─── Given entries ───
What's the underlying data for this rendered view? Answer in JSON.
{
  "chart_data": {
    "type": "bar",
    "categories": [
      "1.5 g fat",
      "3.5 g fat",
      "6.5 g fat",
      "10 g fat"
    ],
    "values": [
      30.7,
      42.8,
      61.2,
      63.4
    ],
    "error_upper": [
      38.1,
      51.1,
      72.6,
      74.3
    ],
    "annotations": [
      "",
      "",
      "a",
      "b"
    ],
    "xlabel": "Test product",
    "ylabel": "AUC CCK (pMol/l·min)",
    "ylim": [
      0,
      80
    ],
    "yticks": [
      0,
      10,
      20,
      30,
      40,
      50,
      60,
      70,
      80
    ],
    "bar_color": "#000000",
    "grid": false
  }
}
───
**Problem:** Write out the data again, exactly and in full.

**Result below:**
What's the underlying data for this rendered view? Answer in JSON.
{
  "chart_data": {
    "type": "bar",
    "categories": [
      "1.5 g fat",
      "3.5 g fat",
      "6.5 g fat",
      "10 g fat"
    ],
    "values": [
      30.7,
      42.8,
      61.2,
      63.4
    ],
    "error_upper": [
      38.1,
      51.1,
      72.6,
      74.3
    ],
    "annotations": [
      "",
      "",
      "a",
      "b"
    ],
    "xlabel": "Test product",
    "ylabel": "AUC CCK (pMol/l·min)",
    "ylim": [
      0,
      80
    ],
    "yticks": [
      0,
      10,
      20,
      30,
      40,
      50,
      60,
      70,
      80
    ],
    "bar_color": "#000000",
    "grid": false
  }
}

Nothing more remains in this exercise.